> Task data:
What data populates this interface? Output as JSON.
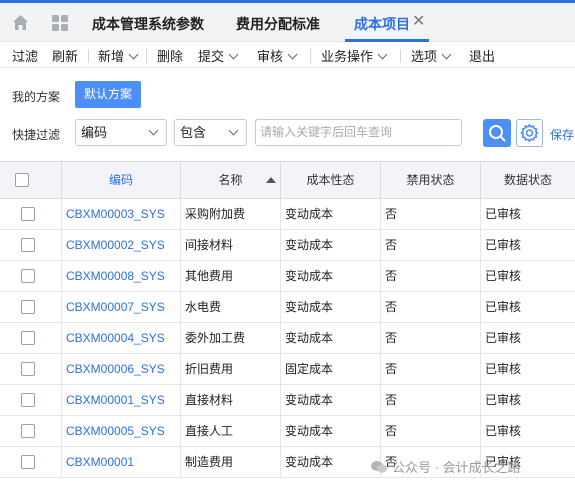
{
  "tabs": {
    "items": [
      {
        "label": "成本管理系统参数"
      },
      {
        "label": "费用分配标准"
      },
      {
        "label": "成本项目"
      }
    ]
  },
  "toolbar": {
    "filter": "过滤",
    "refresh": "刷新",
    "add": "新增",
    "delete": "删除",
    "submit": "提交",
    "audit": "审核",
    "business_ops": "业务操作",
    "options": "选项",
    "exit": "退出"
  },
  "plan": {
    "label": "我的方案",
    "default_button": "默认方案"
  },
  "quick_filter": {
    "label": "快捷过滤",
    "field_value": "编码",
    "operator_value": "包含",
    "search_placeholder": "请输入关键字后回车查询",
    "save_label": "保存"
  },
  "table": {
    "headers": {
      "code": "编码",
      "name": "名称",
      "nature": "成本性态",
      "disabled": "禁用状态",
      "data_status": "数据状态"
    },
    "rows": [
      {
        "code": "CBXM00003_SYS",
        "name": "采购附加费",
        "nature": "变动成本",
        "disabled": "否",
        "status": "已审核"
      },
      {
        "code": "CBXM00002_SYS",
        "name": "间接材料",
        "nature": "变动成本",
        "disabled": "否",
        "status": "已审核"
      },
      {
        "code": "CBXM00008_SYS",
        "name": "其他费用",
        "nature": "变动成本",
        "disabled": "否",
        "status": "已审核"
      },
      {
        "code": "CBXM00007_SYS",
        "name": "水电费",
        "nature": "变动成本",
        "disabled": "否",
        "status": "已审核"
      },
      {
        "code": "CBXM00004_SYS",
        "name": "委外加工费",
        "nature": "变动成本",
        "disabled": "否",
        "status": "已审核"
      },
      {
        "code": "CBXM00006_SYS",
        "name": "折旧费用",
        "nature": "固定成本",
        "disabled": "否",
        "status": "已审核"
      },
      {
        "code": "CBXM00001_SYS",
        "name": "直接材料",
        "nature": "变动成本",
        "disabled": "否",
        "status": "已审核"
      },
      {
        "code": "CBXM00005_SYS",
        "name": "直接人工",
        "nature": "变动成本",
        "disabled": "否",
        "status": "已审核"
      },
      {
        "code": "CBXM00001",
        "name": "制造费用",
        "nature": "变动成本",
        "disabled": "否",
        "status": "已审核"
      }
    ]
  },
  "watermark": {
    "text": "公众号 · 会计成长之路"
  },
  "colors": {
    "accent": "#2f6fe4",
    "button_blue": "#4e8ef7"
  }
}
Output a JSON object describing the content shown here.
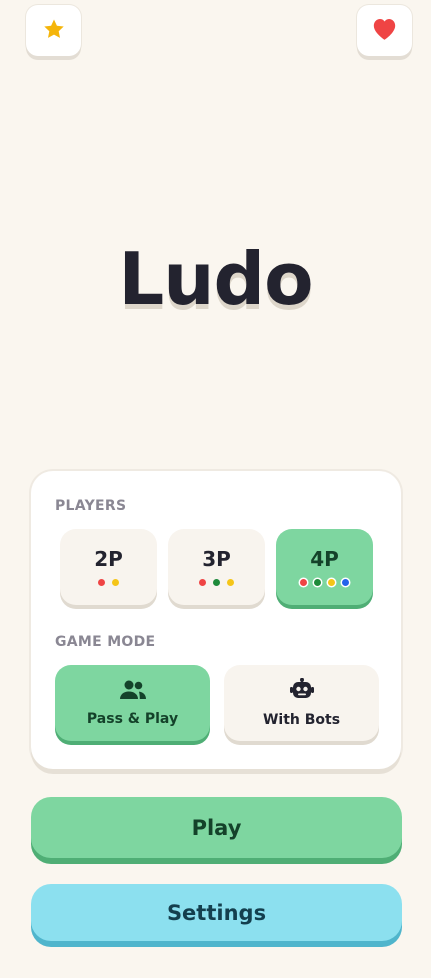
{
  "header": {
    "left_icon": "star-icon",
    "right_icon": "heart-icon",
    "star_color": "#f5b50a",
    "heart_color": "#ef4444"
  },
  "title": "Ludo",
  "setup": {
    "players_label": "PLAYERS",
    "players_options": [
      {
        "label": "2P",
        "colors": [
          "#ef4444",
          "#f5c518"
        ],
        "selected": false
      },
      {
        "label": "3P",
        "colors": [
          "#ef4444",
          "#1e8a3a",
          "#f5c518"
        ],
        "selected": false
      },
      {
        "label": "4P",
        "colors": [
          "#ef4444",
          "#1e8a3a",
          "#f5c518",
          "#2563eb"
        ],
        "selected": true
      }
    ],
    "mode_label": "GAME MODE",
    "mode_options": [
      {
        "label": "Pass & Play",
        "icon": "people-icon",
        "selected": true
      },
      {
        "label": "With Bots",
        "icon": "robot-icon",
        "selected": false
      }
    ]
  },
  "actions": {
    "play_label": "Play",
    "settings_label": "Settings"
  },
  "colors": {
    "accent_green": "#7ed6a0",
    "accent_cyan": "#8ce0ef",
    "background": "#faf6ef"
  }
}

> Problem description:
Copy exactly, please, the lines that run from the line holding "Output a JSON" through the closing line of the material above, omitting every picture.

> Answer for this exercise:
Output a JSON object describing the content shown here.
{
  "header": {
    "left_icon": "star-icon",
    "right_icon": "heart-icon",
    "star_color": "#f5b50a",
    "heart_color": "#ef4444"
  },
  "title": "Ludo",
  "setup": {
    "players_label": "PLAYERS",
    "players_options": [
      {
        "label": "2P",
        "colors": [
          "#ef4444",
          "#f5c518"
        ],
        "selected": false
      },
      {
        "label": "3P",
        "colors": [
          "#ef4444",
          "#1e8a3a",
          "#f5c518"
        ],
        "selected": false
      },
      {
        "label": "4P",
        "colors": [
          "#ef4444",
          "#1e8a3a",
          "#f5c518",
          "#2563eb"
        ],
        "selected": true
      }
    ],
    "mode_label": "GAME MODE",
    "mode_options": [
      {
        "label": "Pass & Play",
        "icon": "people-icon",
        "selected": true
      },
      {
        "label": "With Bots",
        "icon": "robot-icon",
        "selected": false
      }
    ]
  },
  "actions": {
    "play_label": "Play",
    "settings_label": "Settings"
  },
  "colors": {
    "accent_green": "#7ed6a0",
    "accent_cyan": "#8ce0ef",
    "background": "#faf6ef"
  }
}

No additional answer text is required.